*Task requirements*.
Exclude the pictures; give every entry again exactly as written.

*Dataset excerpt*.
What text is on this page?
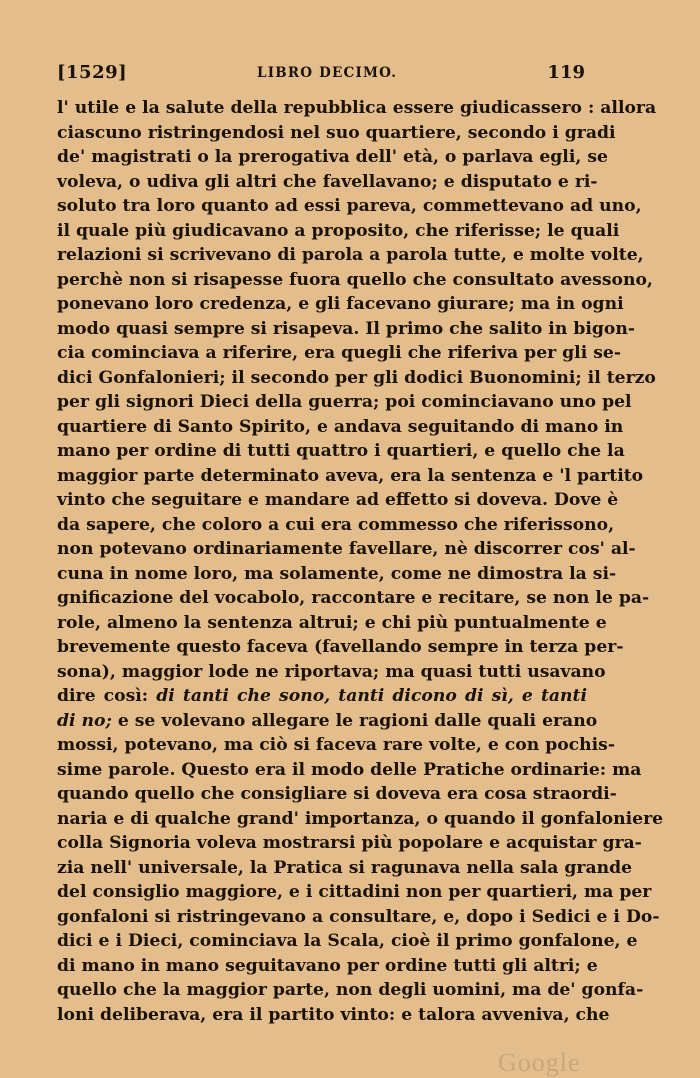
[1529]	LIBRO DECIMO.	119
l' utile e la salute della repubblica essere giudicassero : allora
ciascuno ristringendosi nel suo quartiere, secondo i gradi
de' magistrati o la prerogativa dell' età, o parlava egli, se
voleva, o udiva gli altri che favellavano; e disputato e ri-
soluto tra loro quanto ad essi pareva, commettevano ad uno,
il quale più giudicavano a proposito, che riferisse; le quali
relazioni si scrivevano di parola a parola tutte, e molte volte,
perchè non si risapesse fuora quello che consultato avessono,
ponevano loro credenza, e gli facevano giurare; ma in ogni
modo quasi sempre si risapeva. Il primo che salito in bigon-
cia cominciava a riferire, era quegli che riferiva per gli se-
dici Gonfalonieri; il secondo per gli dodici Buonomini; il terzo
per gli signori Dieci della guerra; poi cominciavano uno pel
quartiere di Santo Spirito, e andava seguitando di mano in
mano per ordine di tutti quattro i quartieri, e quello che la
maggior parte determinato aveva, era la sentenza e 'l partito
vinto che seguitare e mandare ad effetto si doveva. Dove è
da sapere, che coloro a cui era commesso che riferissono,
non potevano ordinariamente favellare, nè discorrer cos' al-
cuna in nome loro, ma solamente, come ne dimostra la si-
gnificazione del vocabolo, raccontare e recitare, se non le pa-
role, almeno la sentenza altrui; e chi più puntualmente e
brevemente questo faceva (favellando sempre in terza per-
sona), maggior lode ne riportava; ma quasi tutti usavano
dire così: di tanti che sono, tanti dicono di sì, e tanti
di no; e se volevano allegare le ragioni dalle quali erano
mossi, potevano, ma ciò si faceva rare volte, e con pochis-
sime parole. Questo era il modo delle Pratiche ordinarie: ma
quando quello che consigliare si doveva era cosa straordi-
naria e di qualche grand' importanza, o quando il gonfaloniere
colla Signoria voleva mostrarsi più popolare e acquistar gra-
zia nell' universale, la Pratica si ragunava nella sala grande
del consiglio maggiore, e i cittadini non per quartieri, ma per
gonfaloni si ristringevano a consultare, e, dopo i Sedici e i Do-
dici e i Dieci, cominciava la Scala, cioè il primo gonfalone, e
di mano in mano seguitavano per ordine tutti gli altri; e
quello che la maggior parte, non degli uomini, ma de' gonfa-
loni deliberava, era il partito vinto: e talora avveniva, che
Google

*Reply*.
What text is on this page?
[1529]	LIBRO DECIMO.	119
l' utile e la salute della repubblica essere giudicassero : allora
ciascuno ristringendosi nel suo quartiere, secondo i gradi
de' magistrati o la prerogativa dell' età, o parlava egli, se
voleva, o udiva gli altri che favellavano; e disputato e ri-
soluto tra loro quanto ad essi pareva, commettevano ad uno,
il quale più giudicavano a proposito, che riferisse; le quali
relazioni si scrivevano di parola a parola tutte, e molte volte,
perchè non si risapesse fuora quello che consultato avessono,
ponevano loro credenza, e gli facevano giurare; ma in ogni
modo quasi sempre si risapeva. Il primo che salito in bigon-
cia cominciava a riferire, era quegli che riferiva per gli se-
dici Gonfalonieri; il secondo per gli dodici Buonomini; il terzo
per gli signori Dieci della guerra; poi cominciavano uno pel
quartiere di Santo Spirito, e andava seguitando di mano in
mano per ordine di tutti quattro i quartieri, e quello che la
maggior parte determinato aveva, era la sentenza e 'l partito
vinto che seguitare e mandare ad effetto si doveva. Dove è
da sapere, che coloro a cui era commesso che riferissono,
non potevano ordinariamente favellare, nè discorrer cos' al-
cuna in nome loro, ma solamente, come ne dimostra la si-
gnificazione del vocabolo, raccontare e recitare, se non le pa-
role, almeno la sentenza altrui; e chi più puntualmente e
brevemente questo faceva (favellando sempre in terza per-
sona), maggior lode ne riportava; ma quasi tutti usavano
dire così: di tanti che sono, tanti dicono di sì, e tanti
di no; e se volevano allegare le ragioni dalle quali erano
mossi, potevano, ma ciò si faceva rare volte, e con pochis-
sime parole. Questo era il modo delle Pratiche ordinarie: ma
quando quello che consigliare si doveva era cosa straordi-
naria e di qualche grand' importanza, o quando il gonfaloniere
colla Signoria voleva mostrarsi più popolare e acquistar gra-
zia nell' universale, la Pratica si ragunava nella sala grande
del consiglio maggiore, e i cittadini non per quartieri, ma per
gonfaloni si ristringevano a consultare, e, dopo i Sedici e i Do-
dici e i Dieci, cominciava la Scala, cioè il primo gonfalone, e
di mano in mano seguitavano per ordine tutti gli altri; e
quello che la maggior parte, non degli uomini, ma de' gonfa-
loni deliberava, era il partito vinto: e talora avveniva, che
Google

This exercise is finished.